-- WHAT THE EXERCISE ASKS --
Output every line below without omitting or altering anything.

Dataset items
--*--

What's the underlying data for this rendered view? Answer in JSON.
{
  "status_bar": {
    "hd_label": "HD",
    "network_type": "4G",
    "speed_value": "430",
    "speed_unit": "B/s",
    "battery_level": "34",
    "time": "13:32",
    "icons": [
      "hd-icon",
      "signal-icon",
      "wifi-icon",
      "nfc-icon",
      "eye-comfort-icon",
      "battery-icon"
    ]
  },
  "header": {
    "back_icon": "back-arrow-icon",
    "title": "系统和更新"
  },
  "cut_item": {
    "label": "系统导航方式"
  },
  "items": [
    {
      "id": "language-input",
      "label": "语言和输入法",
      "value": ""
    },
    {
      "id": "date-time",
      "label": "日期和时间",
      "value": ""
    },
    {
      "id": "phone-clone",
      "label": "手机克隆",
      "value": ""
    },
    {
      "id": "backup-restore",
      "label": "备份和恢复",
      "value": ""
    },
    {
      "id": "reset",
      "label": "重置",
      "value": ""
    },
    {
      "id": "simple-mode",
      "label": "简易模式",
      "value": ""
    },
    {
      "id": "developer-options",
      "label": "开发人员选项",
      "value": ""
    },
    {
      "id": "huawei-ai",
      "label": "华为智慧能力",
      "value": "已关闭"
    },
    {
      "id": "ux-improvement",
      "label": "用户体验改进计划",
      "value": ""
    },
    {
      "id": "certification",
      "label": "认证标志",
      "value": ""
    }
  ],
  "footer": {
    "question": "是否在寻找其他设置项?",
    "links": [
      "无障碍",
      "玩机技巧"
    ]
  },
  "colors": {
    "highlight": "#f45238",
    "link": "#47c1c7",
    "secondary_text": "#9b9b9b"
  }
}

--*--

-- ANSWER TO THIS PROBLEM --
What's the underlying data for this rendered view? Answer in JSON.
{
  "status_bar": {
    "hd_label": "HD",
    "network_type": "4G",
    "speed_value": "430",
    "speed_unit": "B/s",
    "battery_level": "34",
    "time": "13:32",
    "icons": [
      "hd-icon",
      "signal-icon",
      "wifi-icon",
      "nfc-icon",
      "eye-comfort-icon",
      "battery-icon"
    ]
  },
  "header": {
    "back_icon": "back-arrow-icon",
    "title": "系统和更新"
  },
  "cut_item": {
    "label": "系统导航方式"
  },
  "items": [
    {
      "id": "language-input",
      "label": "语言和输入法",
      "value": ""
    },
    {
      "id": "date-time",
      "label": "日期和时间",
      "value": ""
    },
    {
      "id": "phone-clone",
      "label": "手机克隆",
      "value": ""
    },
    {
      "id": "backup-restore",
      "label": "备份和恢复",
      "value": ""
    },
    {
      "id": "reset",
      "label": "重置",
      "value": ""
    },
    {
      "id": "simple-mode",
      "label": "简易模式",
      "value": ""
    },
    {
      "id": "developer-options",
      "label": "开发人员选项",
      "value": ""
    },
    {
      "id": "huawei-ai",
      "label": "华为智慧能力",
      "value": "已关闭"
    },
    {
      "id": "ux-improvement",
      "label": "用户体验改进计划",
      "value": ""
    },
    {
      "id": "certification",
      "label": "认证标志",
      "value": ""
    }
  ],
  "footer": {
    "question": "是否在寻找其他设置项?",
    "links": [
      "无障碍",
      "玩机技巧"
    ]
  },
  "colors": {
    "highlight": "#f45238",
    "link": "#47c1c7",
    "secondary_text": "#9b9b9b"
  }
}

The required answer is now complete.